(Collection entries)
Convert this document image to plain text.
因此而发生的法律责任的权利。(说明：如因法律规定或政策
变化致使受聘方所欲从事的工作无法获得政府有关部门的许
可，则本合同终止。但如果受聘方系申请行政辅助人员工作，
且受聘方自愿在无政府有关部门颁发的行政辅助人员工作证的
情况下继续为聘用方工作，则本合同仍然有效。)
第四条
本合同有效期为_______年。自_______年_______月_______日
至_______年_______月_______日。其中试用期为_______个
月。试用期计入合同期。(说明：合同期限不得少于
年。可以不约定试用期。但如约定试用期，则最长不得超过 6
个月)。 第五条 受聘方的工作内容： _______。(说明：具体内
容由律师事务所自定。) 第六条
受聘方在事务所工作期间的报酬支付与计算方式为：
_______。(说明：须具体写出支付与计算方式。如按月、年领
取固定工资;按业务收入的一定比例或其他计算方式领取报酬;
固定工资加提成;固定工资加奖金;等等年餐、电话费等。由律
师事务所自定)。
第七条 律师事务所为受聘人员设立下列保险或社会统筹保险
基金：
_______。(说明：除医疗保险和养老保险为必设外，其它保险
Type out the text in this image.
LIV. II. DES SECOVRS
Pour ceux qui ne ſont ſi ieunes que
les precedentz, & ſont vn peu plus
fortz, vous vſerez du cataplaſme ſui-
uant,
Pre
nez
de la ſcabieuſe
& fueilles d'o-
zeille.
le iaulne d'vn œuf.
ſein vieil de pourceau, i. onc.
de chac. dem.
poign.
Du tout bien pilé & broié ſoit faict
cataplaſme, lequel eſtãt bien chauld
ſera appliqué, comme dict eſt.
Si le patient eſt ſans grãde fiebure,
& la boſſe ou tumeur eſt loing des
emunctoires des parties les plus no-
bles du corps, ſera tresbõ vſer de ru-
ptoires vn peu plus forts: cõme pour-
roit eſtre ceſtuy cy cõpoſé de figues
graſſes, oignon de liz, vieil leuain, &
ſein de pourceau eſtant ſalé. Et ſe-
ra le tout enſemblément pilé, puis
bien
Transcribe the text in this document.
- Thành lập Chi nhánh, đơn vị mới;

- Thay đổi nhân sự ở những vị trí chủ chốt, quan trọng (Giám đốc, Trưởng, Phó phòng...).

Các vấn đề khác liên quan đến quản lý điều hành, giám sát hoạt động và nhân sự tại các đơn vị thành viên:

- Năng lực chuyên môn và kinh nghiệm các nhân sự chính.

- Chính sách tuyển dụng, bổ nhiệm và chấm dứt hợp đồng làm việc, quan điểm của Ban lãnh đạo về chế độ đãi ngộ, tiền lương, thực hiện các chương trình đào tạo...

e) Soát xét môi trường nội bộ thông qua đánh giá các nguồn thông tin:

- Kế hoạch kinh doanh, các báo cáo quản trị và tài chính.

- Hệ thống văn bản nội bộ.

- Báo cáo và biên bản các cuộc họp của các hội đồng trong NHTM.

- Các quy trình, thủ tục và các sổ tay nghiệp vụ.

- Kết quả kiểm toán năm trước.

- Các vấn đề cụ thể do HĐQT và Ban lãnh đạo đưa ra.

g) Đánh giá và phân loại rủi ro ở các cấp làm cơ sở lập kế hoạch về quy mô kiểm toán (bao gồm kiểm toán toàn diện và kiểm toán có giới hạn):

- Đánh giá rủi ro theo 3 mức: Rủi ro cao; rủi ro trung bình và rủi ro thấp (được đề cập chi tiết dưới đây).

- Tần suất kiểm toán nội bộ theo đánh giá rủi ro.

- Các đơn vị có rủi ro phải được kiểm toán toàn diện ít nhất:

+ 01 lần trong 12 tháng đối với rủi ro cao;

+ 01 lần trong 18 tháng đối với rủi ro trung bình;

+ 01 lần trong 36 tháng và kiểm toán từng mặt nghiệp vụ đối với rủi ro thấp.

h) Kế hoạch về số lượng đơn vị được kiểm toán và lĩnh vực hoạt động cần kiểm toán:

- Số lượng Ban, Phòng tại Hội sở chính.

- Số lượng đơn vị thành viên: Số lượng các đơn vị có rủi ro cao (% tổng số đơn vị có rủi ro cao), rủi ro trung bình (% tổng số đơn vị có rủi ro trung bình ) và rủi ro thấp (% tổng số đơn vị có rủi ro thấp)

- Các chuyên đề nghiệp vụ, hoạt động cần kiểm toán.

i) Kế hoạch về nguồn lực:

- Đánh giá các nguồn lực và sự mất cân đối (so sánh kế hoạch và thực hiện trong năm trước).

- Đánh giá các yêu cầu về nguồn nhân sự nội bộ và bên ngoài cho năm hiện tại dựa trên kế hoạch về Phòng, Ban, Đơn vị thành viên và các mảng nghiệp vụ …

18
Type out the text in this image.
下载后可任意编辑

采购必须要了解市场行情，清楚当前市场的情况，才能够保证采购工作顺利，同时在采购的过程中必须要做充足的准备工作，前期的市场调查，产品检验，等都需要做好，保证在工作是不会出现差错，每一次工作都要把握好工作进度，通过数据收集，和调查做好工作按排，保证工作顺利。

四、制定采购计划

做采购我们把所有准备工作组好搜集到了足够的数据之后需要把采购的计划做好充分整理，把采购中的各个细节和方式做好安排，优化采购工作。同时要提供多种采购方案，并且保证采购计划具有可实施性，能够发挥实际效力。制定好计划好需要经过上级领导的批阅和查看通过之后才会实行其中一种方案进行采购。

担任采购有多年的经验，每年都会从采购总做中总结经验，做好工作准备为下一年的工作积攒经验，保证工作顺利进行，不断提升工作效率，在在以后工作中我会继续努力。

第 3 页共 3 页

> [What to work on]: Repeat the records above exactly.

> [The completed task]:
Convert this document image to plain text.
因此而发生的法律责任的权利。(说明：如因法律规定或政策
变化致使受聘方所欲从事的工作无法获得政府有关部门的许
可，则本合同终止。但如果受聘方系申请行政辅助人员工作，
且受聘方自愿在无政府有关部门颁发的行政辅助人员工作证的
情况下继续为聘用方工作，则本合同仍然有效。)
第四条
本合同有效期为_______年。自_______年_______月_______日
至_______年_______月_______日。其中试用期为_______个
月。试用期计入合同期。(说明：合同期限不得少于
年。可以不约定试用期。但如约定试用期，则最长不得超过 6
个月)。 第五条 受聘方的工作内容： _______。(说明：具体内
容由律师事务所自定。) 第六条
受聘方在事务所工作期间的报酬支付与计算方式为：
_______。(说明：须具体写出支付与计算方式。如按月、年领
取固定工资;按业务收入的一定比例或其他计算方式领取报酬;
固定工资加提成;固定工资加奖金;等等年餐、电话费等。由律
师事务所自定)。
第七条 律师事务所为受聘人员设立下列保险或社会统筹保险
基金：
_______。(说明：除医疗保险和养老保险为必设外，其它保险
Type out the text in this image.
LIV. II. DES SECOVRS
Pour ceux qui ne ſont ſi ieunes que
les precedentz, & ſont vn peu plus
fortz, vous vſerez du cataplaſme ſui-
uant,
Pre
nez
de la ſcabieuſe
& fueilles d'o-
zeille.
le iaulne d'vn œuf.
ſein vieil de pourceau, i. onc.
de chac. dem.
poign.
Du tout bien pilé & broié ſoit faict
cataplaſme, lequel eſtãt bien chauld
ſera appliqué, comme dict eſt.
Si le patient eſt ſans grãde fiebure,
& la boſſe ou tumeur eſt loing des
emunctoires des parties les plus no-
bles du corps, ſera tresbõ vſer de ru-
ptoires vn peu plus forts: cõme pour-
roit eſtre ceſtuy cy cõpoſé de figues
graſſes, oignon de liz, vieil leuain, &
ſein de pourceau eſtant ſalé. Et ſe-
ra le tout enſemblément pilé, puis
bien
Transcribe the text in this document.
- Thành lập Chi nhánh, đơn vị mới;

- Thay đổi nhân sự ở những vị trí chủ chốt, quan trọng (Giám đốc, Trưởng, Phó phòng...).

Các vấn đề khác liên quan đến quản lý điều hành, giám sát hoạt động và nhân sự tại các đơn vị thành viên:

- Năng lực chuyên môn và kinh nghiệm các nhân sự chính.

- Chính sách tuyển dụng, bổ nhiệm và chấm dứt hợp đồng làm việc, quan điểm của Ban lãnh đạo về chế độ đãi ngộ, tiền lương, thực hiện các chương trình đào tạo...

e) Soát xét môi trường nội bộ thông qua đánh giá các nguồn thông tin:

- Kế hoạch kinh doanh, các báo cáo quản trị và tài chính.

- Hệ thống văn bản nội bộ.

- Báo cáo và biên bản các cuộc họp của các hội đồng trong NHTM.

- Các quy trình, thủ tục và các sổ tay nghiệp vụ.

- Kết quả kiểm toán năm trước.

- Các vấn đề cụ thể do HĐQT và Ban lãnh đạo đưa ra.

g) Đánh giá và phân loại rủi ro ở các cấp làm cơ sở lập kế hoạch về quy mô kiểm toán (bao gồm kiểm toán toàn diện và kiểm toán có giới hạn):

- Đánh giá rủi ro theo 3 mức: Rủi ro cao; rủi ro trung bình và rủi ro thấp (được đề cập chi tiết dưới đây).

- Tần suất kiểm toán nội bộ theo đánh giá rủi ro.

- Các đơn vị có rủi ro phải được kiểm toán toàn diện ít nhất:

+ 01 lần trong 12 tháng đối với rủi ro cao;

+ 01 lần trong 18 tháng đối với rủi ro trung bình;

+ 01 lần trong 36 tháng và kiểm toán từng mặt nghiệp vụ đối với rủi ro thấp.

h) Kế hoạch về số lượng đơn vị được kiểm toán và lĩnh vực hoạt động cần kiểm toán:

- Số lượng Ban, Phòng tại Hội sở chính.

- Số lượng đơn vị thành viên: Số lượng các đơn vị có rủi ro cao (% tổng số đơn vị có rủi ro cao), rủi ro trung bình (% tổng số đơn vị có rủi ro trung bình ) và rủi ro thấp (% tổng số đơn vị có rủi ro thấp)

- Các chuyên đề nghiệp vụ, hoạt động cần kiểm toán.

i) Kế hoạch về nguồn lực:

- Đánh giá các nguồn lực và sự mất cân đối (so sánh kế hoạch và thực hiện trong năm trước).

- Đánh giá các yêu cầu về nguồn nhân sự nội bộ và bên ngoài cho năm hiện tại dựa trên kế hoạch về Phòng, Ban, Đơn vị thành viên và các mảng nghiệp vụ …

18
Type out the text in this image.
下载后可任意编辑

采购必须要了解市场行情，清楚当前市场的情况，才能够保证采购工作顺利，同时在采购的过程中必须要做充足的准备工作，前期的市场调查，产品检验，等都需要做好，保证在工作是不会出现差错，每一次工作都要把握好工作进度，通过数据收集，和调查做好工作按排，保证工作顺利。

四、制定采购计划

做采购我们把所有准备工作组好搜集到了足够的数据之后需要把采购的计划做好充分整理，把采购中的各个细节和方式做好安排，优化采购工作。同时要提供多种采购方案，并且保证采购计划具有可实施性，能够发挥实际效力。制定好计划好需要经过上级领导的批阅和查看通过之后才会实行其中一种方案进行采购。

担任采购有多年的经验，每年都会从采购总做中总结经验，做好工作准备为下一年的工作积攒经验，保证工作顺利进行，不断提升工作效率，在在以后工作中我会继续努力。

第 3 页共 3 页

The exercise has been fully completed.